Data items
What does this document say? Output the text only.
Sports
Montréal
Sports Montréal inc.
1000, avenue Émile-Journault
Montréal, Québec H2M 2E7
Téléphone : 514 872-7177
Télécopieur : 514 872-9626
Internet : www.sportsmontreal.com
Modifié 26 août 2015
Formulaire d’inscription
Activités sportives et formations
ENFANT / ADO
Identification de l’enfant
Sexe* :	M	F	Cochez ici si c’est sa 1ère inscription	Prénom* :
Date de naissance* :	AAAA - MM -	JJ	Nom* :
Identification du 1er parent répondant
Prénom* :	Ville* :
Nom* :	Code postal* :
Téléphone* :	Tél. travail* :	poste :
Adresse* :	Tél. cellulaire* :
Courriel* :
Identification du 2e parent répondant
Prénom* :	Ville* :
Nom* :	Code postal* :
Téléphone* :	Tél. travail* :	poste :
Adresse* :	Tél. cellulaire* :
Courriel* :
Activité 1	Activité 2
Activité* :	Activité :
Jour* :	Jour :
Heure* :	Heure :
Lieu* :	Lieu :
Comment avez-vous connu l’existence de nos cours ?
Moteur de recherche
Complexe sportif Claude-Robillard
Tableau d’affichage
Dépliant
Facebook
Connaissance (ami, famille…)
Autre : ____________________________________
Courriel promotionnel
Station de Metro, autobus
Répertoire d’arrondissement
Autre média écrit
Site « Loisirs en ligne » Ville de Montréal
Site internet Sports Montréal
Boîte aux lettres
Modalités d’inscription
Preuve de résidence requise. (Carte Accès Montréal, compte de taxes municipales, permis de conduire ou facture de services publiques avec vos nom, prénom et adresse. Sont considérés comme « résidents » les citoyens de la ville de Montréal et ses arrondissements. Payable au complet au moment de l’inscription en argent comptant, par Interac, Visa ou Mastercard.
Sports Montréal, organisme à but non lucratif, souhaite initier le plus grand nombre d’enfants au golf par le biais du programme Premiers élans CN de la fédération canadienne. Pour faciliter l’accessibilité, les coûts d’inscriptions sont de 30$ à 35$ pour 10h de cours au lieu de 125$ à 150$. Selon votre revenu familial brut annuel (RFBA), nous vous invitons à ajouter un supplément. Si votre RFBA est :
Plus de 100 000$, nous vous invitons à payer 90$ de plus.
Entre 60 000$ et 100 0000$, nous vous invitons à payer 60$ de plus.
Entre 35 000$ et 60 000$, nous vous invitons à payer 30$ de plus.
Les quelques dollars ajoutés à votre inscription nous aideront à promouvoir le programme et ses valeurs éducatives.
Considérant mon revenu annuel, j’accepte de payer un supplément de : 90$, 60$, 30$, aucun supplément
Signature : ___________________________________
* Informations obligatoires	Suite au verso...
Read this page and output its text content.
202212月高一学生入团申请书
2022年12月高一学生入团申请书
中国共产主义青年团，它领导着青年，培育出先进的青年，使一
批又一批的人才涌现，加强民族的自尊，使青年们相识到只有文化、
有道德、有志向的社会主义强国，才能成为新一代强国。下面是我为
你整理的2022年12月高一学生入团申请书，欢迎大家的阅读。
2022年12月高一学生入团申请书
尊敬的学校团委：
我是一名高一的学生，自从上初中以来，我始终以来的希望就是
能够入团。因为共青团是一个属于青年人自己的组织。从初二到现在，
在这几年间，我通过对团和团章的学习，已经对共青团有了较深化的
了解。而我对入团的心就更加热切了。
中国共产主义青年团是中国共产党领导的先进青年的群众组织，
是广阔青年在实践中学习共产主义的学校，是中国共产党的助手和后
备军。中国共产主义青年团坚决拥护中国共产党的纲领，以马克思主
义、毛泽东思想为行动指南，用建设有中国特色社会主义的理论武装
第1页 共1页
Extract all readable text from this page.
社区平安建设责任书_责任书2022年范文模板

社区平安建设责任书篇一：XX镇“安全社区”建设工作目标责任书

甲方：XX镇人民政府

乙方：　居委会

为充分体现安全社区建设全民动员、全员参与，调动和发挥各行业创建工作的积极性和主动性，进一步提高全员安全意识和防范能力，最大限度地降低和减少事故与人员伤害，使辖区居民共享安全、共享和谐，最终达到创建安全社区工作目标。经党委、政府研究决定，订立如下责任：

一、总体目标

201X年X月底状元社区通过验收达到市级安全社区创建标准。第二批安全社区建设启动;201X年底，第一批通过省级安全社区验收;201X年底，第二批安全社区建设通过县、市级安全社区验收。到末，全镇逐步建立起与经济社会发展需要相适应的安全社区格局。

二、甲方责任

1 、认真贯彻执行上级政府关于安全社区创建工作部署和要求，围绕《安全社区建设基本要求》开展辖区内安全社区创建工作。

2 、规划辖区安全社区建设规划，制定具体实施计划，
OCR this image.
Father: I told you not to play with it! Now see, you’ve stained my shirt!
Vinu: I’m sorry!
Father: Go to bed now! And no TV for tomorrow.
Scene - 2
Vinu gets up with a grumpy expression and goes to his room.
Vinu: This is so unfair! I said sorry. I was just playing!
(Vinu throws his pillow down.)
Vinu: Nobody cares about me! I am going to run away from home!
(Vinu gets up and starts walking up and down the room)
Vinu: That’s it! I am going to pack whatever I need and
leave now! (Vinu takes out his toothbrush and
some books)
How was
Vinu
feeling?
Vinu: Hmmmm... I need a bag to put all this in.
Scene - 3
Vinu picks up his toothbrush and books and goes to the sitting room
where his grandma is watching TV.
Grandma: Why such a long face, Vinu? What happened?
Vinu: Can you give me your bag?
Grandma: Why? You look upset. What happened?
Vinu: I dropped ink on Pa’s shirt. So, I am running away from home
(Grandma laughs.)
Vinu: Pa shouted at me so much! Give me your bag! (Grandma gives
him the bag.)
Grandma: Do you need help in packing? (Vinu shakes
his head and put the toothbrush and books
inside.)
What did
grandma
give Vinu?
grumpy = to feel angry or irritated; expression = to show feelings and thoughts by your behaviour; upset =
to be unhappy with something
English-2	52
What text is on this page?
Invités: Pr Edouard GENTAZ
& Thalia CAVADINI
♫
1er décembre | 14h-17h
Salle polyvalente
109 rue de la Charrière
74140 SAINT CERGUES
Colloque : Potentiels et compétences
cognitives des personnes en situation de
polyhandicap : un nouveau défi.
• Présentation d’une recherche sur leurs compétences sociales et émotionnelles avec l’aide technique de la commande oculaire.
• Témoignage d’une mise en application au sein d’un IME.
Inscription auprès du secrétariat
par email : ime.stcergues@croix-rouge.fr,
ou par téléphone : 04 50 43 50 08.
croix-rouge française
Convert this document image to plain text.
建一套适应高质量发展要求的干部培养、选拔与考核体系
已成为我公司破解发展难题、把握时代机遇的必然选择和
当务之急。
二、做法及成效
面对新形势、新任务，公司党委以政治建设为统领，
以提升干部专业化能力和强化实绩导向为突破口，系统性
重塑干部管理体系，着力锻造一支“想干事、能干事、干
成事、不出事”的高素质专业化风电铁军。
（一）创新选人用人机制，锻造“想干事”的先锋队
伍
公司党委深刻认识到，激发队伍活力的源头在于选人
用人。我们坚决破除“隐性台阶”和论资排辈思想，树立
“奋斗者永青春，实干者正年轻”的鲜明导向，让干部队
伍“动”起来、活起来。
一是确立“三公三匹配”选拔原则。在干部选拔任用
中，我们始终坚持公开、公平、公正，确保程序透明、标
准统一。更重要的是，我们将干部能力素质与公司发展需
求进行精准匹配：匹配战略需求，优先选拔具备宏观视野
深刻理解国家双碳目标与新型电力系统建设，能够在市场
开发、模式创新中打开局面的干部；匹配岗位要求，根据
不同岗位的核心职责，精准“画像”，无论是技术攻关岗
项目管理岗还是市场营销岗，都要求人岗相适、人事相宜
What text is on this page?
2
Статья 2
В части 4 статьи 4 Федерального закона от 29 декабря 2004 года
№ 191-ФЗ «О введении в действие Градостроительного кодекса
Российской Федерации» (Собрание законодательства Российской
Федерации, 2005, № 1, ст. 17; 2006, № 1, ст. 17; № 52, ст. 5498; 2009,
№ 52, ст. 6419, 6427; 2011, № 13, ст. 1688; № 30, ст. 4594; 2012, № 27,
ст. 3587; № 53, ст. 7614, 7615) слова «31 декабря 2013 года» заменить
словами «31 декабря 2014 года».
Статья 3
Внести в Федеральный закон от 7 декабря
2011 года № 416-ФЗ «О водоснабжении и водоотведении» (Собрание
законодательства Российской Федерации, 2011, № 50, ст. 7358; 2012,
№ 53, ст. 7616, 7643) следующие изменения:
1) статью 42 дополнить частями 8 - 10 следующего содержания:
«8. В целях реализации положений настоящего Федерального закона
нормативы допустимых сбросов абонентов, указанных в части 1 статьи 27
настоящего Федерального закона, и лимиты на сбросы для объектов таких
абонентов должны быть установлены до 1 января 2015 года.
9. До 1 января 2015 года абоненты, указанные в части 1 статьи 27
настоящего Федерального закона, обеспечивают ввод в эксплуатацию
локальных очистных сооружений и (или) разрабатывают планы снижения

TASK:
Pick out all lines containing the string "rouge".

RESULT FOR THIS EXERCISE:
par email : ime.stcergues@croix-rouge.fr,
croix-rouge française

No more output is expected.